Work required ::
Write the next part of the text on praising children's effort rather than their intelligence, beginning after its last sentence.

[BEGIN Selected extract]

Praise Effort, Not Intelligence

Your 3-year-old daughter fits the last piece into a 20-piece puzzle, and what do you tell her? That she’s the smartest little girl in the world, of course.

It’s the most natural thing in the world to tell your child how smart she is. All parents do it. (And some insufferable ones tell everybody who comes into sight.)

But as it turns out, this kind of praise may not be the most constructive you can give your child. It may even undermine her motivation to work hard and meet new challenges.

It is far better to praise for hard work. That is the conclusion of new research looking at children’s motivation, and many psychologists believe it may help explain why some intelligent kids never meet their potential.

Carol Dweck, a psychology professor at Columbia University, studied fifth-graders and kindergartners from diverse economic and social backgrounds from Indiana to New York. She gave them an easy pattern-recognition test, praising one group for its innate intelligence and another group for its good effort. The schoolchildren praised for intelligence “got these little proud smiles, but that was their high point,” said Dweck.

After failing a more difficult test, they tended to give up, lose pleasure in their work and show a general loss in confidence. Their intelligence was viewed as a fixed trait; once lost, they didn’t know how to get it back.

The Process of Learning

By comparison, the students who were praised for their hard efforts tended to focus on the process of learning. In the face of criticism, they adopted new strategies and consistently refused to take their failures personally.

[END Selected extract]
[BEGIN Source material]

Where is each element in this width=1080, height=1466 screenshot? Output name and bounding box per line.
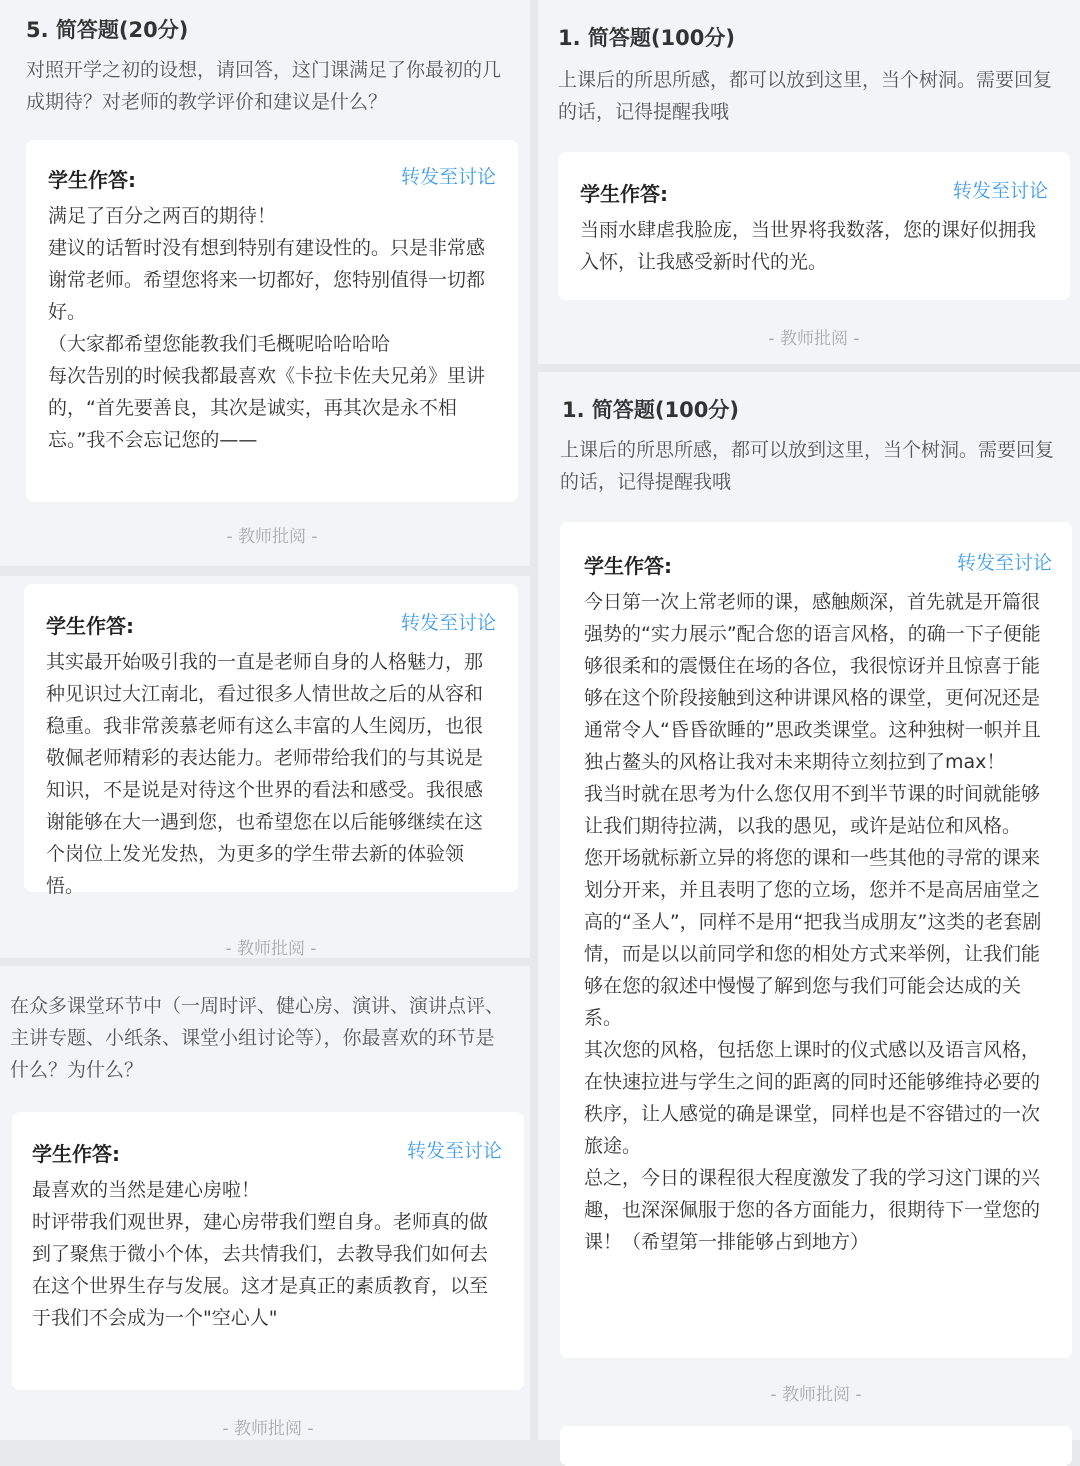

[END Source material]

Output ::
“Children who are vulnerable are very focused on their intelligence,” concluded Dweck. “ ‘Am I smart? Am I not smart? Is this test going to make me look smart?’ They are enmeshed in it. Whereas, the kids who are really hardy don’t think of it that much. They see it as a set of skills that can be developed, but they don’t worry how it looks at any given moment.”

Cross-cultural studies reveal huge differences in the motivational factors that govern U.S. and Japanese students. Hazel Marcus, a psychologist at Stanford, has found that when U.S. students are told that they’ve performed well in a test, they are motivated to work harder. When they learn they’ve done poorly, they lose interest. Japanese students, on the other hand, respond in the opposite way. Those who are told they’ve done poorly work hard to improve themselves.

Mark Lepper, another Stanford psychologist, has spent 20 years studying motivation in children. He has looked at both intrinsic and extrinsic learningand concluded that a student’s motivation makes all the difference. An intrinsically motivated student who pursues an activity for its own sake ultimately works harder and reaches for higher challenges. The extrinsically motivated student who works for stickers, happy smiles or the ultimate reward—money—often puts forth the minimal amount of effort necessary to get the maximal reward.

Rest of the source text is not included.